## REQUEST
Return every line of the material below that contains the string "Escalera", matching case exactly.

Element location data:
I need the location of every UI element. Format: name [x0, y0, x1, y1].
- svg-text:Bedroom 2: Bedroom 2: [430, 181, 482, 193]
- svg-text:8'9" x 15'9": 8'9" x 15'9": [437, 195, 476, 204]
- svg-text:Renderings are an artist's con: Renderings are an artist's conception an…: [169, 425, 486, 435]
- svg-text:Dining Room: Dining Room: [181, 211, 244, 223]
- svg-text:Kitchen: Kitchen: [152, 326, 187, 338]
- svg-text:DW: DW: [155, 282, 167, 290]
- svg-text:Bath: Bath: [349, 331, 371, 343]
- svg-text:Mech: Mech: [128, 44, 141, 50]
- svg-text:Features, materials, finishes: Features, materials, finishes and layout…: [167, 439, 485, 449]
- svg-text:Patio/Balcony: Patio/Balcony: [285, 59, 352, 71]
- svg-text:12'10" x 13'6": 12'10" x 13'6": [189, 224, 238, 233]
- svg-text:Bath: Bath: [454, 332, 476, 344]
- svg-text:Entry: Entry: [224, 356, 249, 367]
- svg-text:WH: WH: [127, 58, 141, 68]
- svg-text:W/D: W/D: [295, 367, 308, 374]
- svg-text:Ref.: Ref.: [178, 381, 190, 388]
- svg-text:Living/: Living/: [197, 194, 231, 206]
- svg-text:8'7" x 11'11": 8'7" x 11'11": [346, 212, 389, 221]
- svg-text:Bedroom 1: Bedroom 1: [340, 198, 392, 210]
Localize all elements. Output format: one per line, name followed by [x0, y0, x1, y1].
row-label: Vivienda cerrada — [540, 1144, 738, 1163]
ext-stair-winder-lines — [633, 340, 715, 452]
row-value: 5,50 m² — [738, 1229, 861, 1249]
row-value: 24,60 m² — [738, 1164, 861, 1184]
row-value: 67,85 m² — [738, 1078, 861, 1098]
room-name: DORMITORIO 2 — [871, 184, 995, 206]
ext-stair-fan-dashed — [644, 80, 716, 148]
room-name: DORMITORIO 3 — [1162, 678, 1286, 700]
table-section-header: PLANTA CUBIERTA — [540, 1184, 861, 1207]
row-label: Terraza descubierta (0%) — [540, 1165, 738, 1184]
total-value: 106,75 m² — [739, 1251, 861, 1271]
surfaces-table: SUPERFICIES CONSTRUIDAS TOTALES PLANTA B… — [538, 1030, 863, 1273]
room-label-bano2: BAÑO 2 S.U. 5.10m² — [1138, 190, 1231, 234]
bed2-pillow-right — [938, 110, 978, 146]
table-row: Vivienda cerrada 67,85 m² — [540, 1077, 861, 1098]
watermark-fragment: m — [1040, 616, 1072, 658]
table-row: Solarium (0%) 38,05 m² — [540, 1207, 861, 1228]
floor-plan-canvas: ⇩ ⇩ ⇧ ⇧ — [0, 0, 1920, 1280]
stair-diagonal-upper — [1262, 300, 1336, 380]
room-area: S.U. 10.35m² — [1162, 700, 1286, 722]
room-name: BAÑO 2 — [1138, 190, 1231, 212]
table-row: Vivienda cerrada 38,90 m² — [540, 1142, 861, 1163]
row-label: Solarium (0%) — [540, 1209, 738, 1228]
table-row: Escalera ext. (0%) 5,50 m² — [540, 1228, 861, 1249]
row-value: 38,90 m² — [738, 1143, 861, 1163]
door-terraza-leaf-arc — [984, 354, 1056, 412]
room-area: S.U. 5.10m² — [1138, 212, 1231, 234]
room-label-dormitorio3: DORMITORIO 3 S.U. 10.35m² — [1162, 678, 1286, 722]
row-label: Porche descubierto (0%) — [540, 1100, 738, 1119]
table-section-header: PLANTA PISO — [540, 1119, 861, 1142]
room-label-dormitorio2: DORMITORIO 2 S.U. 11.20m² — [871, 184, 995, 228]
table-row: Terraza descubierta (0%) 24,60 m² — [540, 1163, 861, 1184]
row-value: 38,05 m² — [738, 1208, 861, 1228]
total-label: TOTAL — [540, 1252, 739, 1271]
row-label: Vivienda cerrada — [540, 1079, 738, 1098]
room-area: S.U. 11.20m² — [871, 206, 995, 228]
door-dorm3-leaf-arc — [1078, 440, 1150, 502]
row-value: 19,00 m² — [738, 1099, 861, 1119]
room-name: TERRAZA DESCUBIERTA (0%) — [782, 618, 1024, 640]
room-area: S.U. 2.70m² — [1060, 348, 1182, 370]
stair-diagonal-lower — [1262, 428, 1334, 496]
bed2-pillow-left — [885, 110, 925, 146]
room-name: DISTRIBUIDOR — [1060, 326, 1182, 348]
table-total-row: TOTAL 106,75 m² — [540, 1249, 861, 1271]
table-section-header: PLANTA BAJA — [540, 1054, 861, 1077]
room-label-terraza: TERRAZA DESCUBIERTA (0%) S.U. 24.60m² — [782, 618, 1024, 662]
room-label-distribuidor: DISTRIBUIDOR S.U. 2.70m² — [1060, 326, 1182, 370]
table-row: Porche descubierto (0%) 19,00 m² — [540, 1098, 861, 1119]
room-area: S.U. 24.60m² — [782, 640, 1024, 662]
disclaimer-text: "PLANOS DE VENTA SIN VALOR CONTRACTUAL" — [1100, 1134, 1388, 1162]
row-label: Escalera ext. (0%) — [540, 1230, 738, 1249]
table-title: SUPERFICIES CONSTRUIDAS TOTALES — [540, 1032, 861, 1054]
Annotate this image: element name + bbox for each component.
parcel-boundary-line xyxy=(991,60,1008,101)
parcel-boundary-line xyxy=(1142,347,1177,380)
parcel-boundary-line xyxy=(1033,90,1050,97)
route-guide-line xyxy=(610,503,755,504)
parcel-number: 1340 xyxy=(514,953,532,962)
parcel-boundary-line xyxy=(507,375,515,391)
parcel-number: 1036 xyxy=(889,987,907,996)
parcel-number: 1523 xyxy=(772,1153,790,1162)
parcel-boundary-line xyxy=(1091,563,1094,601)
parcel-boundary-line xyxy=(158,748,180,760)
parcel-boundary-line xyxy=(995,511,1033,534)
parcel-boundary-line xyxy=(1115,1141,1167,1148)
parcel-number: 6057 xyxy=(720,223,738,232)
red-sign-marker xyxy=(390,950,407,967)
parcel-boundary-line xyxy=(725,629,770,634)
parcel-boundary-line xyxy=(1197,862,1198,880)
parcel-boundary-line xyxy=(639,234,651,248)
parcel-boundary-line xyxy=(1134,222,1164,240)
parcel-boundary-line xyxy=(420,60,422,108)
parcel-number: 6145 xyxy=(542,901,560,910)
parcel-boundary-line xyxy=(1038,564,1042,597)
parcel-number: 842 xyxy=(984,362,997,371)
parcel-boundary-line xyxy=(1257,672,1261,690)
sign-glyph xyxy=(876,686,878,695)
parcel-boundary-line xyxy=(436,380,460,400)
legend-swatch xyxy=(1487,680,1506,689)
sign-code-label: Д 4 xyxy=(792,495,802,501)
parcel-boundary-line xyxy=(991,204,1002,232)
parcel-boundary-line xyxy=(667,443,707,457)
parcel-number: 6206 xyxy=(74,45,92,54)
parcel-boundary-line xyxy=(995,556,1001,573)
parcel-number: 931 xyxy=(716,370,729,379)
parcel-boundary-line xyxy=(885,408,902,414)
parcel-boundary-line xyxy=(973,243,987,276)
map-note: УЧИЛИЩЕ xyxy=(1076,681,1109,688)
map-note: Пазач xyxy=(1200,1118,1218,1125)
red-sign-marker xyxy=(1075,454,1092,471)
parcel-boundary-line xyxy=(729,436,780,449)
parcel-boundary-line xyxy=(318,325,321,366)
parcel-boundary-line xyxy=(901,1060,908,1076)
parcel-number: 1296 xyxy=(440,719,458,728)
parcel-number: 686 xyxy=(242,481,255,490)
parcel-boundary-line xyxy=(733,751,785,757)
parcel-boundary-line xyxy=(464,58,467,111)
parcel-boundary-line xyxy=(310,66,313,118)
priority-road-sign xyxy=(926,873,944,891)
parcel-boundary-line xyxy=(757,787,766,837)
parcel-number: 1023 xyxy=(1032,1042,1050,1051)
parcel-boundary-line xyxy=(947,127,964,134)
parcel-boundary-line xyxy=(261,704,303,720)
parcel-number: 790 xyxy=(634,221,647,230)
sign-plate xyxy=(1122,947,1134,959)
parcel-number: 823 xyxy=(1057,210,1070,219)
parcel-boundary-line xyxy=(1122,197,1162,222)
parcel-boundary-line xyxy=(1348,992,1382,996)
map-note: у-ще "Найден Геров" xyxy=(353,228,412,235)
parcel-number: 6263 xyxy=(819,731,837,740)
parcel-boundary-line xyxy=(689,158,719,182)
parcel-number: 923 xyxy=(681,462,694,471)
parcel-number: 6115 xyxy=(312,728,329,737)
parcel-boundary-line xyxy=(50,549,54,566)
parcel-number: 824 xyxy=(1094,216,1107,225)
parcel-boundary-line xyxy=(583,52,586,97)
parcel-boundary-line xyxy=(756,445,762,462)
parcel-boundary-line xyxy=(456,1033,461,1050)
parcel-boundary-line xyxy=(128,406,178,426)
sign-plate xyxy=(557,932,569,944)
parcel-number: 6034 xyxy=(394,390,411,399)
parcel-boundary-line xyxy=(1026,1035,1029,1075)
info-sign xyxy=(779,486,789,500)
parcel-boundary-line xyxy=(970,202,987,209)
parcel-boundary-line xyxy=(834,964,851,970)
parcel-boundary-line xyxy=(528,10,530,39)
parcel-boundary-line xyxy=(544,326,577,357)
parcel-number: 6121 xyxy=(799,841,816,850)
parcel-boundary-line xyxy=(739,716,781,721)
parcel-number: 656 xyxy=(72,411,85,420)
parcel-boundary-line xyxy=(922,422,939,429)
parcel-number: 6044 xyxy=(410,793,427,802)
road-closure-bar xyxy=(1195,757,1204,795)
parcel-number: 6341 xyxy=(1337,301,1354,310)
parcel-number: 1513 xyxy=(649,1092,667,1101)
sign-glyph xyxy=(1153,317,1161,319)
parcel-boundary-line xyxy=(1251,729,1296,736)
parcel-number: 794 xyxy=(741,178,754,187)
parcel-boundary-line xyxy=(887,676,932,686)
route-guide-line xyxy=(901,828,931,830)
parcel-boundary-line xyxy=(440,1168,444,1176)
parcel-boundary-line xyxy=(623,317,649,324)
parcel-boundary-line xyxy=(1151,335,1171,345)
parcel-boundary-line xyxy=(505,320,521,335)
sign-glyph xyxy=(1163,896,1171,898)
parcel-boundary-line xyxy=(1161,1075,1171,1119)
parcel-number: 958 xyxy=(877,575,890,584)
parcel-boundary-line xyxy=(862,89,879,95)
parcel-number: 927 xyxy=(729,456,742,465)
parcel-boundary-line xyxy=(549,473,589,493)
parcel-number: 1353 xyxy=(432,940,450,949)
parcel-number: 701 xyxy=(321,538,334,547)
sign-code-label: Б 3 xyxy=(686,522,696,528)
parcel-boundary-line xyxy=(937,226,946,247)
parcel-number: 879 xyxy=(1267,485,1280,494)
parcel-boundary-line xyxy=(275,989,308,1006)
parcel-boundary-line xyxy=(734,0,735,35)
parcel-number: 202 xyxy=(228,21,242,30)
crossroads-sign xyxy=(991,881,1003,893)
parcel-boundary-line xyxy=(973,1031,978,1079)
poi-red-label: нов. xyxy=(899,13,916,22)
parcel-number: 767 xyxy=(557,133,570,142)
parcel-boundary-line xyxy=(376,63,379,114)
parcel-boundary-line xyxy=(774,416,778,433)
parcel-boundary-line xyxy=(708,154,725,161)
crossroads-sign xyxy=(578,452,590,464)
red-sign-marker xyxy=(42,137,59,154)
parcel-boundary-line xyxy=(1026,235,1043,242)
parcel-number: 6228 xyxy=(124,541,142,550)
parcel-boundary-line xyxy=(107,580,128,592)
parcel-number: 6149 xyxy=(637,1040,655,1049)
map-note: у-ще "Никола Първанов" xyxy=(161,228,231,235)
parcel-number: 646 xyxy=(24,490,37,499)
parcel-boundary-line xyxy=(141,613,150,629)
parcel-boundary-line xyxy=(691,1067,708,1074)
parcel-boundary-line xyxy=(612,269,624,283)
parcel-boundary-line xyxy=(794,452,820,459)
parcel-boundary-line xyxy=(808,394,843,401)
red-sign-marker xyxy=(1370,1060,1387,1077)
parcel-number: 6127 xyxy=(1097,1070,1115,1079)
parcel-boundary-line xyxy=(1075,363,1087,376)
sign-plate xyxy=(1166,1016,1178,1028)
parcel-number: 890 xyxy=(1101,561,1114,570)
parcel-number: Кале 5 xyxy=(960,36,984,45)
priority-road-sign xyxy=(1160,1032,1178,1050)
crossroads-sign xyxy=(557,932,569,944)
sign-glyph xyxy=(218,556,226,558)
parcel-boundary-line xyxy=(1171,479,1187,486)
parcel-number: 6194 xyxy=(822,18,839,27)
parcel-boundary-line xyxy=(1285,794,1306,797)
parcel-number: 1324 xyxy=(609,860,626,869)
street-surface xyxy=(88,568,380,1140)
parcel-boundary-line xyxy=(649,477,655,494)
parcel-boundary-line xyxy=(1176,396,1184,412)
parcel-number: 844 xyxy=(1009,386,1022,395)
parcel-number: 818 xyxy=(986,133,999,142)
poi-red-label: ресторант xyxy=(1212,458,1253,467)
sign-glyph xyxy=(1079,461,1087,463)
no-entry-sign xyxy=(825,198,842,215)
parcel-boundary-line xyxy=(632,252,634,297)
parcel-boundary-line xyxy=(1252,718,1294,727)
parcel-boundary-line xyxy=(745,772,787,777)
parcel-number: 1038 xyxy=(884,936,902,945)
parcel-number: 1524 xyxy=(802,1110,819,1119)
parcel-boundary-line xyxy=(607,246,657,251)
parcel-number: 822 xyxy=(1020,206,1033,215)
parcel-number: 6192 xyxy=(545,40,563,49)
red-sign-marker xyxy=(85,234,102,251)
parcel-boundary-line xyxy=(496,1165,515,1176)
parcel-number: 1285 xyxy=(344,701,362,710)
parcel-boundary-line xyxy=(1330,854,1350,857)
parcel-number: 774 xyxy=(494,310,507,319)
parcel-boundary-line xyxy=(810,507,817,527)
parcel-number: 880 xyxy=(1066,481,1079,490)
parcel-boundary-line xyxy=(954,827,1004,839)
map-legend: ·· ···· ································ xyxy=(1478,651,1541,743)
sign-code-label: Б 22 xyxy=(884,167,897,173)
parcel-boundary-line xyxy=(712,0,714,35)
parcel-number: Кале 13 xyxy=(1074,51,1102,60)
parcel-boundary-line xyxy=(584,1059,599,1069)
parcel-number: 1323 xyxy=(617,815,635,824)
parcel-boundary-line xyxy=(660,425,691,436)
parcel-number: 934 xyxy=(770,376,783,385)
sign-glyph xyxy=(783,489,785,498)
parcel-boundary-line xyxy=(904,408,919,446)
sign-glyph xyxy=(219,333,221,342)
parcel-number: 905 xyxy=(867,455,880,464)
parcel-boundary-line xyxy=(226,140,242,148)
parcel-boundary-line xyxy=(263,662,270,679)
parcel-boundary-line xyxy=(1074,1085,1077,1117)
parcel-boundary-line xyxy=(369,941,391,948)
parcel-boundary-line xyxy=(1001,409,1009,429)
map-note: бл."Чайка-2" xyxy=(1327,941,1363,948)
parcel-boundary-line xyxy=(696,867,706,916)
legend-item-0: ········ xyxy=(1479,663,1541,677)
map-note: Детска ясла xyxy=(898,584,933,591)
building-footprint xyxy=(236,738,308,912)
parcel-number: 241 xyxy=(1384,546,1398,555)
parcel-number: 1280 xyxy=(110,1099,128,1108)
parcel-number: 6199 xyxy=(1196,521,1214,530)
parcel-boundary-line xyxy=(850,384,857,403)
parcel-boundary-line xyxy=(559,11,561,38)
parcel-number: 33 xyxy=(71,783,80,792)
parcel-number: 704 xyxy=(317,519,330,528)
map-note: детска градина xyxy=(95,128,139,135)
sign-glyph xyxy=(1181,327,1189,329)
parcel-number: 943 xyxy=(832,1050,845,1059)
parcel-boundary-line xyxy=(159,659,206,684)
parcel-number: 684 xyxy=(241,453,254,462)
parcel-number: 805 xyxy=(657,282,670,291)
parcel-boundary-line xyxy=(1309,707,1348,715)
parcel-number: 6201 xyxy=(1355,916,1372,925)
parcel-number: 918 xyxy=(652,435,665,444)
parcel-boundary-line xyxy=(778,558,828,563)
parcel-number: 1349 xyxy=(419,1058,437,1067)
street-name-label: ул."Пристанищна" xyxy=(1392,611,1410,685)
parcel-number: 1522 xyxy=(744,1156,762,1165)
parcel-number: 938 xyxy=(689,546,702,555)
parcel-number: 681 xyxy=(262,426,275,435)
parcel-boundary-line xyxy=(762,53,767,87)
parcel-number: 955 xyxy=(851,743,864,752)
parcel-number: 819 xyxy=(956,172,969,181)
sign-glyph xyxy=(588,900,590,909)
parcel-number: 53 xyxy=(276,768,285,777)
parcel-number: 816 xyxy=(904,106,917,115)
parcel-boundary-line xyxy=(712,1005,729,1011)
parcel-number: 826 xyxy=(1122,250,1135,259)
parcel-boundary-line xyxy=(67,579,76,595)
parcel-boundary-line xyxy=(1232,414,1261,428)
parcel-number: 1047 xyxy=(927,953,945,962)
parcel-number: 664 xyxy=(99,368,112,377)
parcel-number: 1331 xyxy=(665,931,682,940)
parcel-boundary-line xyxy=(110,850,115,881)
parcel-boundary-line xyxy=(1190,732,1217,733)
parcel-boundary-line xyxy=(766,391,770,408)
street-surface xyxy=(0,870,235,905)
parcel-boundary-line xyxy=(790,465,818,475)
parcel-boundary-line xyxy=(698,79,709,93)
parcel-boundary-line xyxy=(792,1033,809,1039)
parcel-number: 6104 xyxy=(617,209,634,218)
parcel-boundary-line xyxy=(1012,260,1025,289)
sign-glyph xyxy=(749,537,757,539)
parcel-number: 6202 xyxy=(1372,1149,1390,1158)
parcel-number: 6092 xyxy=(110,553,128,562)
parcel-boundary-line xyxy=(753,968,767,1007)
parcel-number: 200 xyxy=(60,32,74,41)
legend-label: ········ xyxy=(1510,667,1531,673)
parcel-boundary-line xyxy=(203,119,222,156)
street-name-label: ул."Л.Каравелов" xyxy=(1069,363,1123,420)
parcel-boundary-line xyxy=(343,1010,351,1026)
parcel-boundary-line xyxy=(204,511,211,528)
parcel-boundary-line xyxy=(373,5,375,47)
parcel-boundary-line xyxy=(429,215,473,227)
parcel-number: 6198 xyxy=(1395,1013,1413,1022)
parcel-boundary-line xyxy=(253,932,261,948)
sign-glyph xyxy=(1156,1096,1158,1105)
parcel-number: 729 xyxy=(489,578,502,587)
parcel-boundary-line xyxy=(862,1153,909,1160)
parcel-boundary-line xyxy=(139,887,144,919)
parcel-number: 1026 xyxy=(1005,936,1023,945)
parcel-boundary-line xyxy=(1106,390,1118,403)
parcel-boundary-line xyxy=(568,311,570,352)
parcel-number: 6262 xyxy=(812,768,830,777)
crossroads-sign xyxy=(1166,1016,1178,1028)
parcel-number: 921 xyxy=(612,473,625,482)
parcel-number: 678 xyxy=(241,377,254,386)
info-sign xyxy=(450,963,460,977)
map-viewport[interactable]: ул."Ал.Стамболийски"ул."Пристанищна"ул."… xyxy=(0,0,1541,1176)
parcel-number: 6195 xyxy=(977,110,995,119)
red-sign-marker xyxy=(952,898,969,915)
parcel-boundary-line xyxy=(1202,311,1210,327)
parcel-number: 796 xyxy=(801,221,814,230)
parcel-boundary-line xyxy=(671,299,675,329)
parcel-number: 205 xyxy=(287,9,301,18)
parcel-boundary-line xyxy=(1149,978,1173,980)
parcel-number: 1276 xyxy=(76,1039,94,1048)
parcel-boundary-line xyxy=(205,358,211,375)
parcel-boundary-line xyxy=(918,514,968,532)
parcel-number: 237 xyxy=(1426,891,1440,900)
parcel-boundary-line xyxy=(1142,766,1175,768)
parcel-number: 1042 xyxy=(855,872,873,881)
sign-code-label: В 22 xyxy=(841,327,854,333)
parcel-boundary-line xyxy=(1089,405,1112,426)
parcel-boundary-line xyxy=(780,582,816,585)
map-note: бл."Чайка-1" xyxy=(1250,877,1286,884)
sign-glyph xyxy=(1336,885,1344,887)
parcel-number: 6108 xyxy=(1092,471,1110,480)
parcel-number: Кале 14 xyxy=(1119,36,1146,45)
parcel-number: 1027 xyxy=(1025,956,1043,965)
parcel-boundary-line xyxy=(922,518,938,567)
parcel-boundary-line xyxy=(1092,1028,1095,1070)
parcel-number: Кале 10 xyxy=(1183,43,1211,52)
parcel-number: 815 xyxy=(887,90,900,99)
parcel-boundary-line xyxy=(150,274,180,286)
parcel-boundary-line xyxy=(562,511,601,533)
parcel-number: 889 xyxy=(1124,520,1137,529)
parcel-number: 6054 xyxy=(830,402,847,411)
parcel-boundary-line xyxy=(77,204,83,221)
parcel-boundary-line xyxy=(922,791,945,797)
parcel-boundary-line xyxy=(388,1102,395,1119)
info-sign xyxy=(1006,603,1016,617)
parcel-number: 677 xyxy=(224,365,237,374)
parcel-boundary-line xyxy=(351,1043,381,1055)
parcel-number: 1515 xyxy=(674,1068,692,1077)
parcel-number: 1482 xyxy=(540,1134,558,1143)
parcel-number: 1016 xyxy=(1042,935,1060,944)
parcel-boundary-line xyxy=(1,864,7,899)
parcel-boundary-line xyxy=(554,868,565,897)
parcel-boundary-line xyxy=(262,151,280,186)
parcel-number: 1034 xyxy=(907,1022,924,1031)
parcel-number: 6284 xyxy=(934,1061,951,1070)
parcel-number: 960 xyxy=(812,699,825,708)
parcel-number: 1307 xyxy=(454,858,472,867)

## OUTPUT FOR THIS EXERCISE
table-row: Escalera ext. (0%) 5,50 m² — [540, 1228, 861, 1249]
row-label: Escalera ext. (0%) — [540, 1230, 738, 1249]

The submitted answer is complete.